[EXERCISE REQUIREMENTS]: Go through the material and tally the lines containing the string "Социальная". Give the total alone.

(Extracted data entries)
────────────────────

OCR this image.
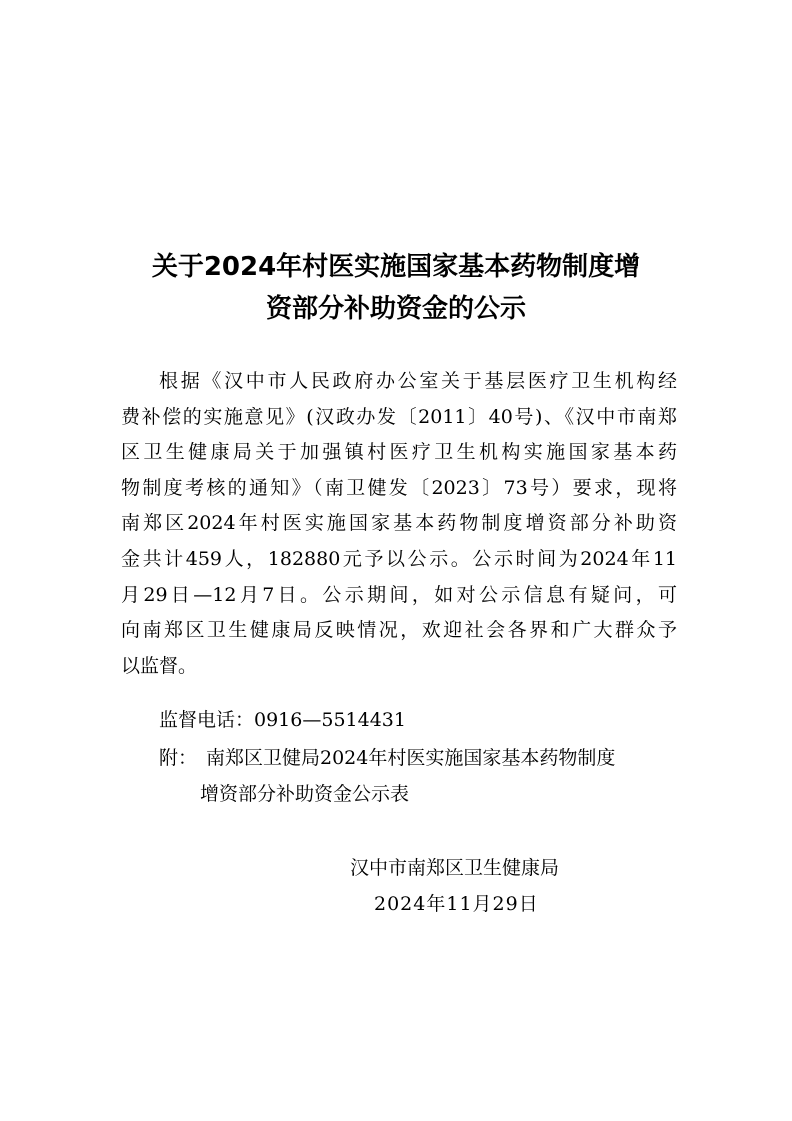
关于2024年村医实施国家基本药物制度增
资部分补助资金的公示
根据《汉中市人民政府办公室关于基层医疗卫生机构经
费补偿的实施意见》(汉政办发〔2011〕40号)、《汉中市南郑
区卫生健康局关于加强镇村医疗卫生机构实施国家基本药
物制度考核的通知》（南卫健发〔2023〕73号）要求，现将
南郑区2024年村医实施国家基本药物制度增资部分补助资
金共计459人，182880元予以公示。公示时间为2024年11
月29日—12月7日。公示期间，如对公示信息有疑问，可
向南郑区卫生健康局反映情况，欢迎社会各界和广大群众予
以监督。
监督电话：0916—5514431
附： 南郑区卫健局2024年村医实施国家基本药物制度
增资部分补助资金公示表
汉中市南郑区卫生健康局
2024年11月29日
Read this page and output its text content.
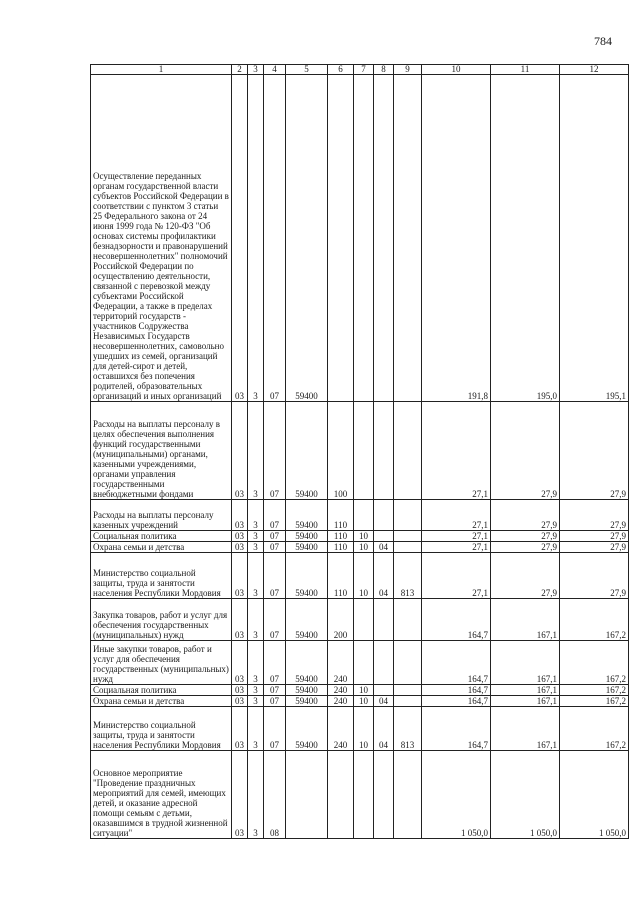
784
1	2	3	4	5	6	7	8	9	10	11	12
Осуществление переданных органам государственной власти субъектов Российской Федерации в соответствии с пунктом 3 статьи 25 Федерального закона от 24 июня 1999 года № 120-ФЗ "Об основах системы профилактики безнадзорности и правонарушений несовершеннолетних" полномочий Российской Федерации по осуществлению деятельности, связанной с перевозкой между субъектами Российской Федерации, а также в пределах территорий государств - участников Содружества Независимых Государств несовершеннолетних, самовольно ушедших из семей, организаций для детей-сирот и детей, оставшихся без попечения родителей, образовательных организаций и иных организаций	03	3	07	59400					191,8	195,0	195,1
Расходы на выплаты персоналу в целях обеспечения выполнения функций государственными (муниципальными) органами, казенными учреждениями, органами управления государственными внебюджетными фондами	03	3	07	59400	100				27,1	27,9	27,9
Расходы на выплаты персоналу казенных учреждений	03	3	07	59400	110				27,1	27,9	27,9
Социальная политика	03	3	07	59400	110	10			27,1	27,9	27,9
Охрана семьи и детства	03	3	07	59400	110	10	04		27,1	27,9	27,9
Министерство социальной защиты, труда и занятости населения Республики Мордовия	03	3	07	59400	110	10	04	813	27,1	27,9	27,9
Закупка товаров, работ и услуг для обеспечения государственных (муниципальных) нужд	03	3	07	59400	200				164,7	167,1	167,2
Иные закупки товаров, работ и услуг для обеспечения государственных (муниципальных) нужд	03	3	07	59400	240				164,7	167,1	167,2
Социальная политика	03	3	07	59400	240	10			164,7	167,1	167,2
Охрана семьи и детства	03	3	07	59400	240	10	04		164,7	167,1	167,2
Министерство социальной защиты, труда и занятости населения Республики Мордовия	03	3	07	59400	240	10	04	813	164,7	167,1	167,2
Основное мероприятие "Проведение праздничных мероприятий для семей, имеющих детей, и оказание адресной помощи семьям с детьми, оказавшимся в трудной жизненной ситуации"	03	3	08						1 050,0	1 050,0	1 050,0
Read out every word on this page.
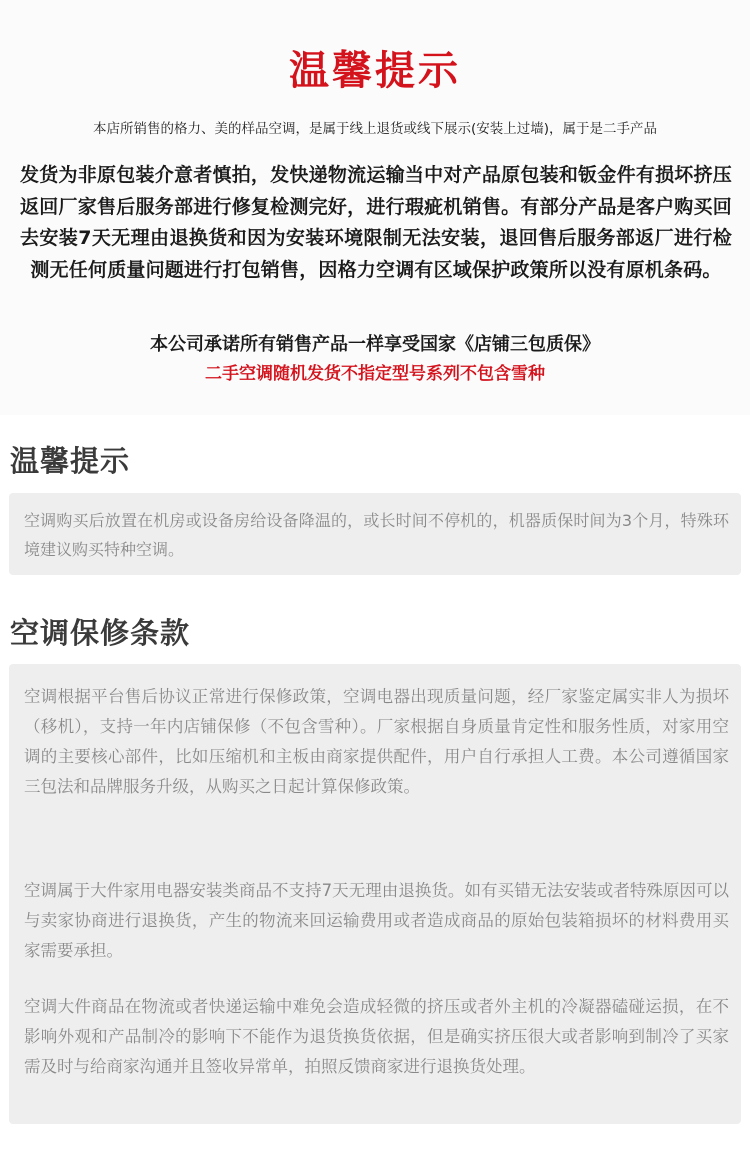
温馨提示

本店所销售的格力、美的样品空调，是属于线上退货或线下展示(安装上过墙)，属于是二手产品

发货为非原包装介意者慎拍，发快递物流运输当中对产品原包装和钣金件有损坏挤压返回厂家售后服务部进行修复检测完好，进行瑕疵机销售。有部分产品是客户购买回去安装7天无理由退换货和因为安装环境限制无法安装，退回售后服务部返厂进行检测无任何质量问题进行打包销售，因格力空调有区域保护政策所以没有原机条码。

本公司承诺所有销售产品一样享受国家《店铺三包质保》

二手空调随机发货不指定型号系列不包含雪种

温馨提示

空调购买后放置在机房或设备房给设备降温的，或长时间不停机的，机器质保时间为3个月，特殊环境建议购买特种空调。

空调保修条款

空调根据平台售后协议正常进行保修政策，空调电器出现质量问题，经厂家鉴定属实非人为损坏（移机），支持一年内店铺保修（不包含雪种）。厂家根据自身质量肯定性和服务性质，对家用空调的主要核心部件，比如压缩机和主板由商家提供配件，用户自行承担人工费。本公司遵循国家三包法和品牌服务升级，从购买之日起计算保修政策。

空调属于大件家用电器安装类商品不支持7天无理由退换货。如有买错无法安装或者特殊原因可以与卖家协商进行退换货，产生的物流来回运输费用或者造成商品的原始包装箱损坏的材料费用买家需要承担。

空调大件商品在物流或者快递运输中难免会造成轻微的挤压或者外主机的冷凝器磕碰运损，在不影响外观和产品制冷的影响下不能作为退货换货依据，但是确实挤压很大或者影响到制冷了买家需及时与给商家沟通并且签收异常单，拍照反馈商家进行退换货处理。
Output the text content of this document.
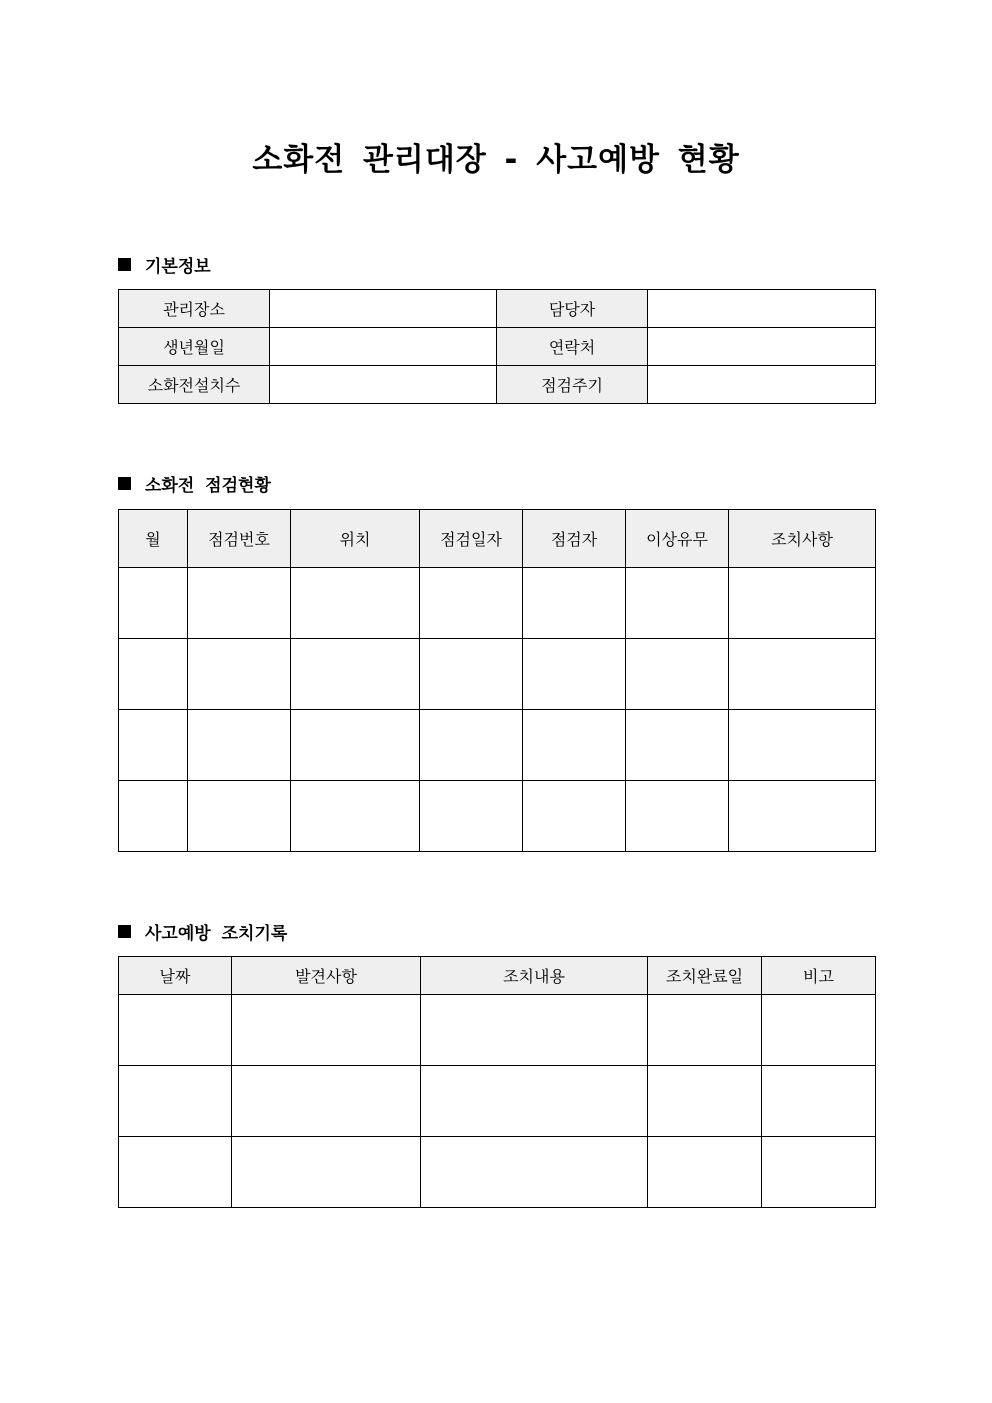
소화전 관리대장 - 사고예방 현황
기본정보
관리장소		담당자	
생년월일		연락처	
소화전설치수		점검주기	
소화전 점검현황
월	점검번호	위치	점검일자	점검자	이상유무	조치사항

사고예방 조치기록
날짜	발견사항	조치내용	조치완료일	비고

────────────────────

[COMPLETE RESPONSE]: 2